* _Problem set_
**1)** Turn the paragraph in the passage on Yu Hong that begins "According to the epitaph" into a short list that keeps its main facts.
**2)** According to the passage on Yu Hong, what religion did he practice?
**3)** In the passage on Yu Hong, rewrite the part starting with "The man buried" and going on through "魚 are homophones.", swapping "tomb" for "grave".

* _Text under study_

○ ○ ○

The man buried in the tomb went by Yu Hong (虞弘 (Yü2 Hung2, Yú Hóng); 533–592 AD), with Mopan (莫潘) as his courtesy name, who was a Central Asian, probably of Persian or Sogdian origin, and practiced Zoroastrianism. He had settled in Early Middle Period China during the Northern Qi, Northern Zhou and Sui dynasties. The epitaph found in the tomb records that he was a noble of the city of Yü-ho-lin / Yuhelin (尉紇驎) in the mysterious Yu country (魚國), assumably for which he is named, because the two characters 虞 and 魚 are homophones.

According to the epitaph, Yu Hong started his career in service of the nomadic tribe at the time, known as Ruru. At the age of 13, he was posted as an emissary to Persia by the Khagan of Ruru, as well as Parthia, Tuyuhun and Yuezhi. Later he went on a mission to the Northern Qi, Northern Zhou and Sui dynasties. He served as chien-chiao sa-pao fu / jianjiao sabao fu (檢校薩保府, lit. “acting director of the office of Zoroastrian affairs”, or “Sogdian affairs”) during the Northern Zhou period. The term sa-pao / sabao (薩保) comes from the Sogdian sārtpāw, means a “caravan leader”.

○ ○ ○

* _Stored data_

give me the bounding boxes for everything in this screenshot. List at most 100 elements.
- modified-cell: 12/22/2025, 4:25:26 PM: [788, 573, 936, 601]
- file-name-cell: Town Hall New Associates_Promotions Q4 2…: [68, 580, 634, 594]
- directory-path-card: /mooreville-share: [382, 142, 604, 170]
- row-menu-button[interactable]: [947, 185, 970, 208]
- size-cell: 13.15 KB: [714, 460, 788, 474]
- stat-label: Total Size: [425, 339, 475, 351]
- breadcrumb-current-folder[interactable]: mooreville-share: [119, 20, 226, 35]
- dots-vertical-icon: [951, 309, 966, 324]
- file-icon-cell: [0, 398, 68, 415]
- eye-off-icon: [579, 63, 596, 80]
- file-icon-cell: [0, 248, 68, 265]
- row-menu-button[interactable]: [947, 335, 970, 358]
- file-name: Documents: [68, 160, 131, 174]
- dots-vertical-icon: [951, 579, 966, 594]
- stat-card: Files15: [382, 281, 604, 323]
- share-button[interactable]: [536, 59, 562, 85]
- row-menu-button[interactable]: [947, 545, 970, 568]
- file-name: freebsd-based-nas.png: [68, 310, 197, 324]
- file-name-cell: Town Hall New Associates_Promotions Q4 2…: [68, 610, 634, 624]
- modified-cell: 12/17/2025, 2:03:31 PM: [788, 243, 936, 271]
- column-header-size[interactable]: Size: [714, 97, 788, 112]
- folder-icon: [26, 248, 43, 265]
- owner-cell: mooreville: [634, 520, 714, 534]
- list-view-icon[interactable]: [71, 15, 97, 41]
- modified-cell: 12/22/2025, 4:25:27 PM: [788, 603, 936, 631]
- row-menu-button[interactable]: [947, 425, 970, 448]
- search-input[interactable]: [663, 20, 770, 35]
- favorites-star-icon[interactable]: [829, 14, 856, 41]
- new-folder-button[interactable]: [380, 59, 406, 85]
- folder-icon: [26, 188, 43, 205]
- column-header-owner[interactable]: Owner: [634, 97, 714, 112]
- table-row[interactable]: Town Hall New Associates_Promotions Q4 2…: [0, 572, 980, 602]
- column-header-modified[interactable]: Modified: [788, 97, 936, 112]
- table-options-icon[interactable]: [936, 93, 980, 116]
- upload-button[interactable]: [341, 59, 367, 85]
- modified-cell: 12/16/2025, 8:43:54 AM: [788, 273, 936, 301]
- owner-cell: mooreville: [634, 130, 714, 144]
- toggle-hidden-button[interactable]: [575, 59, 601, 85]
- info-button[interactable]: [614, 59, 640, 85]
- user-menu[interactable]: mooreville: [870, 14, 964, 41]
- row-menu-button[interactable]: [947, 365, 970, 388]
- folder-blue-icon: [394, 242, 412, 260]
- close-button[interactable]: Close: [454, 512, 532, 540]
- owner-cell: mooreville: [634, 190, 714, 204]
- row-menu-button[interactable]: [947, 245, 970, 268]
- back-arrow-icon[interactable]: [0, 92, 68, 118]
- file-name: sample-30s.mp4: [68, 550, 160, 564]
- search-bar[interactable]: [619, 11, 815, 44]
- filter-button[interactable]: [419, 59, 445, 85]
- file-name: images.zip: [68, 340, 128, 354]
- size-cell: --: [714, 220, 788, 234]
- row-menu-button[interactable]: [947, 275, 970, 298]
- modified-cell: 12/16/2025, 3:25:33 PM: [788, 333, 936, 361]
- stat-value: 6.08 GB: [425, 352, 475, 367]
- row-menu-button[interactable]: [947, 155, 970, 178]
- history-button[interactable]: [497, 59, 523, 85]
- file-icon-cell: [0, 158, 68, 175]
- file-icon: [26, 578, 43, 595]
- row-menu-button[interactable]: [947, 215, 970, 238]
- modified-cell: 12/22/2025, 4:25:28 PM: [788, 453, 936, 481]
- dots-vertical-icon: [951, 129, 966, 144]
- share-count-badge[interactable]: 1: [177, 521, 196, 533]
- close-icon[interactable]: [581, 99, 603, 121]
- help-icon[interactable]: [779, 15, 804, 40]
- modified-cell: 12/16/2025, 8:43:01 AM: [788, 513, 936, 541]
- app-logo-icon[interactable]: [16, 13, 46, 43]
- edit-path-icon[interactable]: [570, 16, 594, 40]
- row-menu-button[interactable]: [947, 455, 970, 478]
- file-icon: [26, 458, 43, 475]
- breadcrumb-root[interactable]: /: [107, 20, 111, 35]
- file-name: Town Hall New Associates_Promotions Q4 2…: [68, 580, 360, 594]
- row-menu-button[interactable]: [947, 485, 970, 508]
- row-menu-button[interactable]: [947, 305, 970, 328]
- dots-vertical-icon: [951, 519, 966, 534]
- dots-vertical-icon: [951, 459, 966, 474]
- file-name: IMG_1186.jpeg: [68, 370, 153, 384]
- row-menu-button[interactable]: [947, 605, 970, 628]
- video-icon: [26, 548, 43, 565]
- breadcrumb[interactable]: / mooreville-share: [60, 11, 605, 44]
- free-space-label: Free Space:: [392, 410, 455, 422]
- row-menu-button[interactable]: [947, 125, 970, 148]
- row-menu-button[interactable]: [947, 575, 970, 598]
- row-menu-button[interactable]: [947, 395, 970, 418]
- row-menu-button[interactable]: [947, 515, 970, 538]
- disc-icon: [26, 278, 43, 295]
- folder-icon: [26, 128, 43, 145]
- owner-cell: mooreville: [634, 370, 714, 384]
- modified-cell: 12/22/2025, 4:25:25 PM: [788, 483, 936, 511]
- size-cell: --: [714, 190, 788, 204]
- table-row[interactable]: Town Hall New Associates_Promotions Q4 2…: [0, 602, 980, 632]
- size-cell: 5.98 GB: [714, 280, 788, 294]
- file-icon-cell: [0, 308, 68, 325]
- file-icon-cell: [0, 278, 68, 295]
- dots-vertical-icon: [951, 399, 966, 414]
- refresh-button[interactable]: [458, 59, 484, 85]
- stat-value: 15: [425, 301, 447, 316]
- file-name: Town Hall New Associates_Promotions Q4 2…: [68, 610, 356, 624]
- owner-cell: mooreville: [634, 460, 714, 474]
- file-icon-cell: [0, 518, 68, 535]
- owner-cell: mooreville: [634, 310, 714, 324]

○ ○ ○

* _Solutions to the problems_
**1)**
- Yu Hong began his career serving the Ruru, a nomadic tribe of the time.
- At 13, the Khagan of Ruru sent him as an emissary to Persia, Parthia, Tuyuhun and Yuezhi.
- Later he went on a mission to the Northern Qi, Northern Zhou and Sui dynasties.
- Under the Northern Zhou, he served as chien-chiao sa-pao fu / jianjiao sabao fu (檢校薩保府), "acting director of the office of Zoroastrian affairs," or "Sogdian affairs."
- The term sa-pao / sabao (薩保) comes from the Sogdian sārtpāw, meaning "caravan leader."

**2)** He practiced Zoroastrianism.

**3)**
The man buried in the grave went by Yu Hong (虞弘 (Yü2 Hung2, Yú Hóng); 533–592 AD), with Mopan (莫潘) as his courtesy name, who was a Central Asian, probably of Persian or Sogdian origin, and practiced Zoroastrianism. He had settled in Early Middle Period China during the Northern Qi, Northern Zhou and Sui dynasties. The epitaph found in the grave records that he was a noble of the city of Yü-ho-lin / Yuhelin (尉紇驎) in the mysterious Yu country (魚國), assumably for which he is named, because the two characters 虞 and 魚 are homophones.